Lines of data:
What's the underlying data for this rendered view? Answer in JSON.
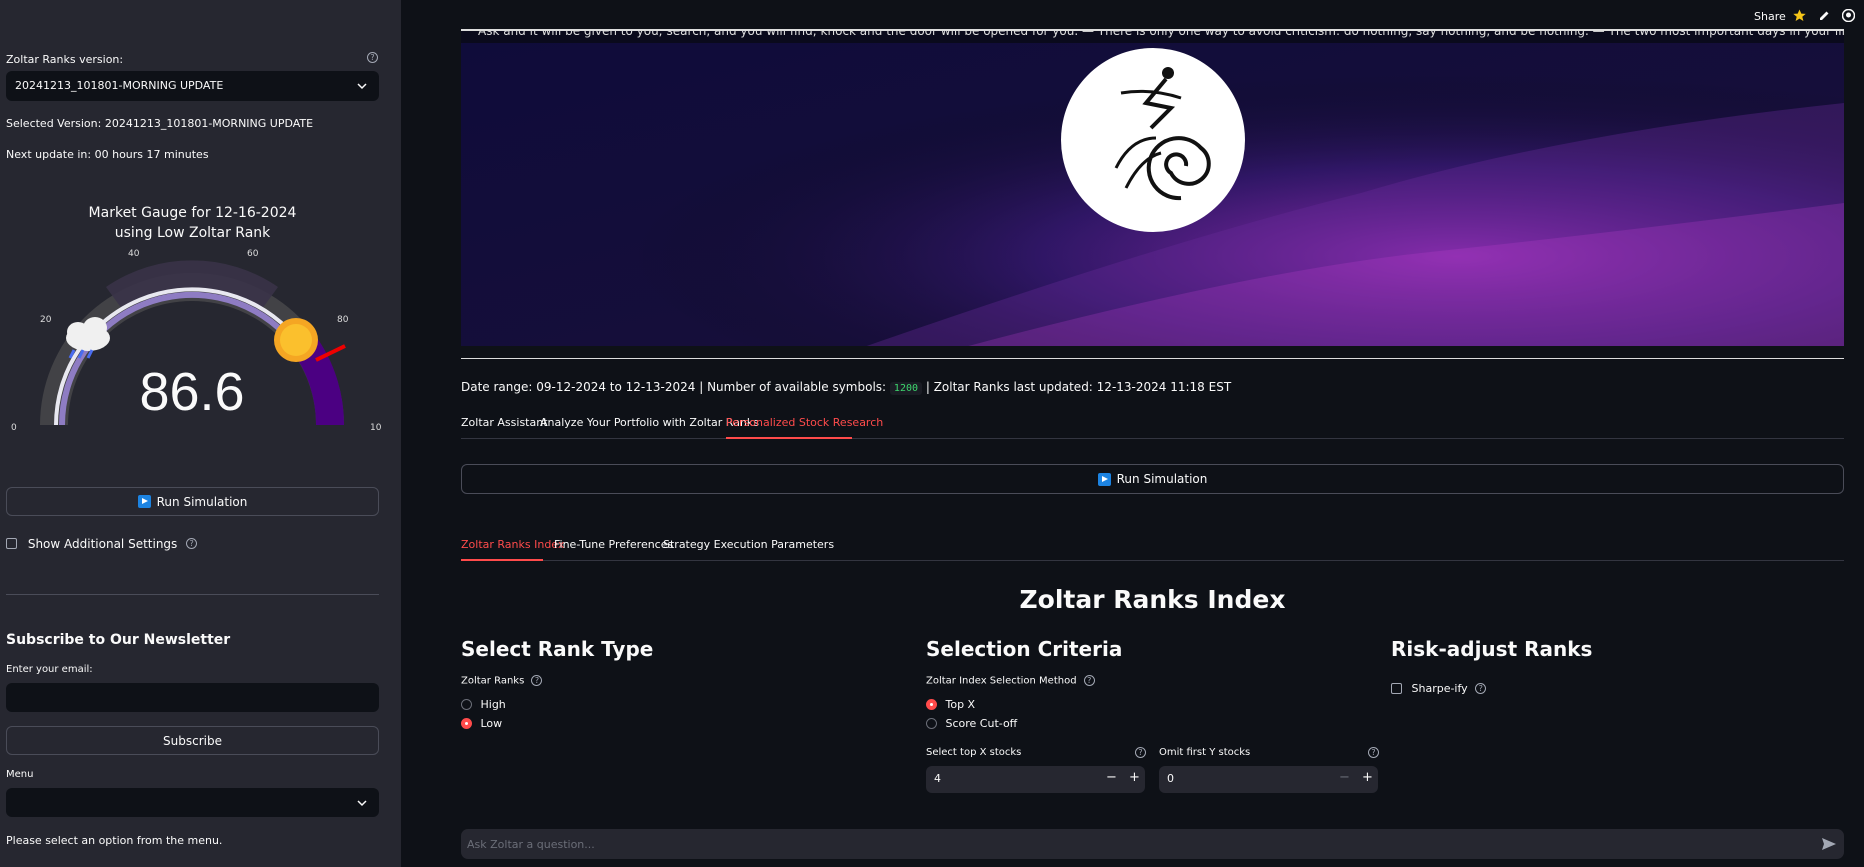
{
  "topbar": {
    "share": "Share"
  },
  "sidebar": {
    "version_label": "Zoltar Ranks version:",
    "version_value": "20241213_101801-MORNING UPDATE",
    "selected_version": "Selected Version: 20241213_101801-MORNING UPDATE",
    "next_update": "Next update in: 00 hours 17 minutes",
    "gauge": {
      "title_line1": "Market Gauge for 12-16-2024",
      "title_line2": "using Low Zoltar Rank",
      "value": "86.6",
      "ticks": [
        "0",
        "20",
        "40",
        "60",
        "80",
        "10"
      ]
    },
    "run_simulation": "Run Simulation",
    "show_additional": "Show Additional Settings",
    "newsletter_title": "Subscribe to Our Newsletter",
    "email_label": "Enter your email:",
    "subscribe": "Subscribe",
    "menu_label": "Menu",
    "menu_hint": "Please select an option from the menu."
  },
  "main": {
    "marquee": "Ask and it will be given to you; search, and you will find; knock and the door will be opened for you.   —   There is only one way to avoid criticism: do nothing, say nothing, and be nothing.   —   The two most important days in your life",
    "date_range_prefix": "Date range: 09-12-2024 to 12-13-2024 | Number of available symbols:",
    "symbols_count": "1200",
    "date_range_suffix": "| Zoltar Ranks last updated: 12-13-2024 11:18 EST",
    "tabs": [
      "Zoltar Assistant",
      "Analyze Your Portfolio with Zoltar Ranks",
      "Personalized Stock Research"
    ],
    "run_simulation": "Run Simulation",
    "subtabs": [
      "Zoltar Ranks Index",
      "Fine-Tune Preferences",
      "Strategy Execution Parameters"
    ],
    "section_title": "Zoltar Ranks Index",
    "col1": {
      "title": "Select Rank Type",
      "label": "Zoltar Ranks",
      "options": [
        "High",
        "Low"
      ]
    },
    "col2": {
      "title": "Selection Criteria",
      "label": "Zoltar Index Selection Method",
      "options": [
        "Top X",
        "Score Cut-off"
      ],
      "topx_label": "Select top X stocks",
      "topx_value": "4",
      "omit_label": "Omit first Y stocks",
      "omit_value": "0"
    },
    "col3": {
      "title": "Risk-adjust Ranks",
      "sharpe": "Sharpe-ify"
    },
    "chat_placeholder": "Ask Zoltar a question..."
  },
  "colors": {
    "accent": "#ff4b4b",
    "sidebar_bg": "#262730",
    "main_bg": "#0e1117",
    "gauge_fill": "#4b0082"
  }
}
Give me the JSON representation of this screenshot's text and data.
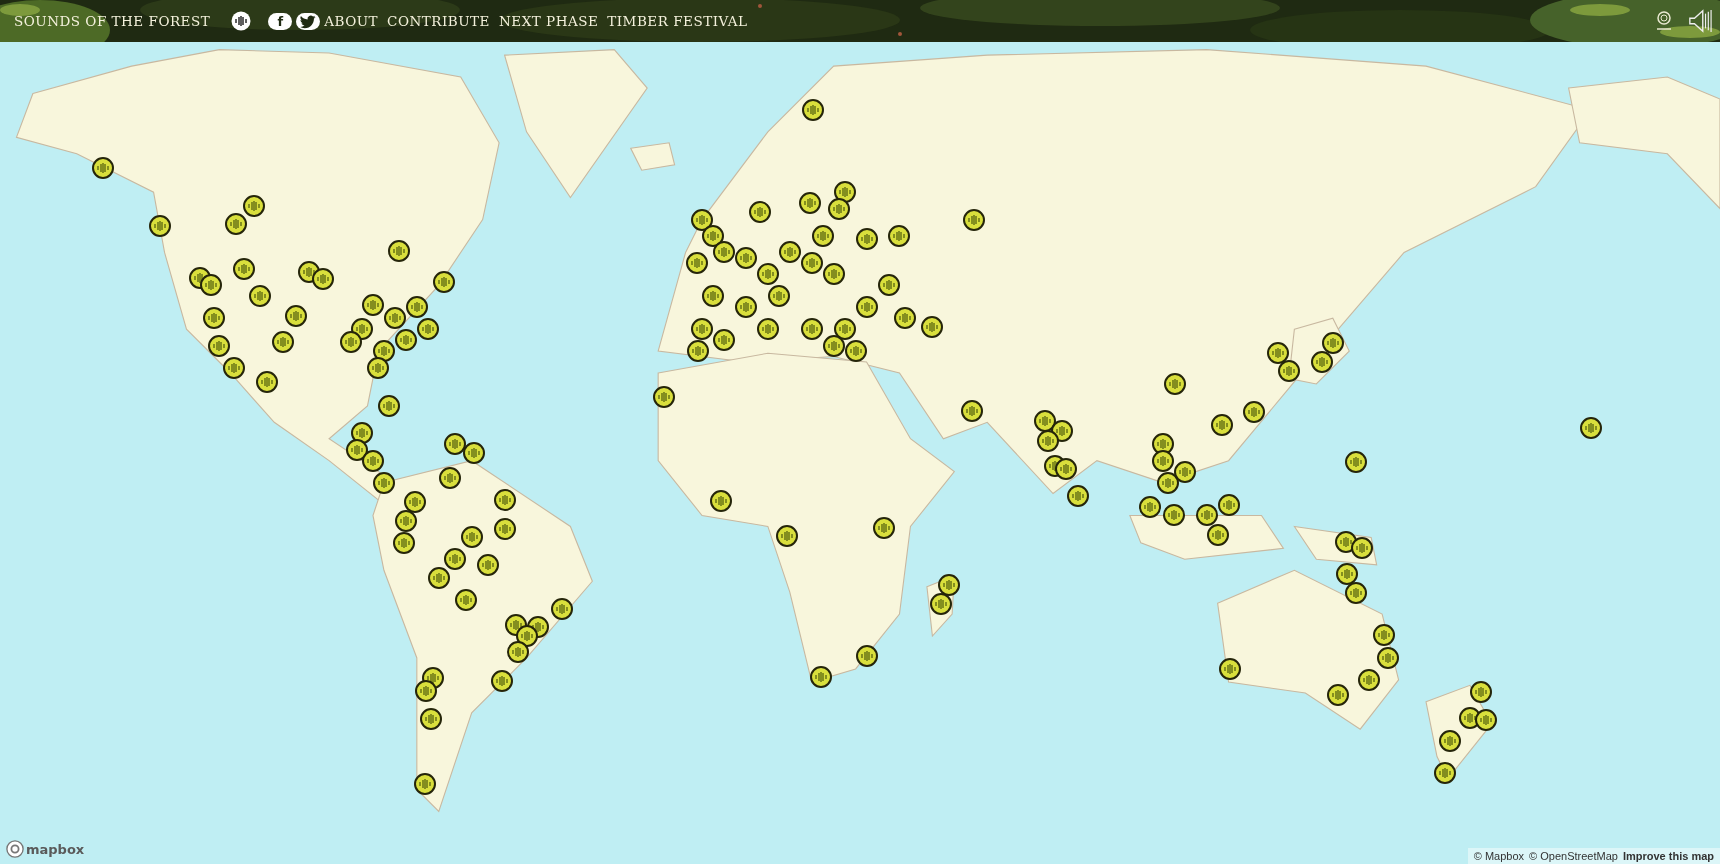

**To be done:** Print out every entry above without changing a word, and leave out the pictures.

**Reply:**
What's the underlying data for this rendered view? Answer in JSON.
{
  "topbar": {
    "share": "Share"
  },
  "sidebar": {
    "version_label": "Zoltar Ranks version:",
    "version_value": "20241213_101801-MORNING UPDATE",
    "selected_version": "Selected Version: 20241213_101801-MORNING UPDATE",
    "next_update": "Next update in: 00 hours 17 minutes",
    "gauge": {
      "title_line1": "Market Gauge for 12-16-2024",
      "title_line2": "using Low Zoltar Rank",
      "value": "86.6",
      "ticks": [
        "0",
        "20",
        "40",
        "60",
        "80",
        "10"
      ]
    },
    "run_simulation": "Run Simulation",
    "show_additional": "Show Additional Settings",
    "newsletter_title": "Subscribe to Our Newsletter",
    "email_label": "Enter your email:",
    "subscribe": "Subscribe",
    "menu_label": "Menu",
    "menu_hint": "Please select an option from the menu."
  },
  "main": {
    "marquee": "Ask and it will be given to you; search, and you will find; knock and the door will be opened for you.   —   There is only one way to avoid criticism: do nothing, say nothing, and be nothing.   —   The two most important days in your life",
    "date_range_prefix": "Date range: 09-12-2024 to 12-13-2024 | Number of available symbols:",
    "symbols_count": "1200",
    "date_range_suffix": "| Zoltar Ranks last updated: 12-13-2024 11:18 EST",
    "tabs": [
      "Zoltar Assistant",
      "Analyze Your Portfolio with Zoltar Ranks",
      "Personalized Stock Research"
    ],
    "run_simulation": "Run Simulation",
    "subtabs": [
      "Zoltar Ranks Index",
      "Fine-Tune Preferences",
      "Strategy Execution Parameters"
    ],
    "section_title": "Zoltar Ranks Index",
    "col1": {
      "title": "Select Rank Type",
      "label": "Zoltar Ranks",
      "options": [
        "High",
        "Low"
      ]
    },
    "col2": {
      "title": "Selection Criteria",
      "label": "Zoltar Index Selection Method",
      "options": [
        "Top X",
        "Score Cut-off"
      ],
      "topx_label": "Select top X stocks",
      "topx_value": "4",
      "omit_label": "Omit first Y stocks",
      "omit_value": "0"
    },
    "col3": {
      "title": "Risk-adjust Ranks",
      "sharpe": "Sharpe-ify"
    },
    "chat_placeholder": "Ask Zoltar a question..."
  },
  "colors": {
    "accent": "#ff4b4b",
    "sidebar_bg": "#262730",
    "main_bg": "#0e1117",
    "gauge_fill": "#4b0082"
  }
}
Give me the JSON representation of this screenshot's text and data.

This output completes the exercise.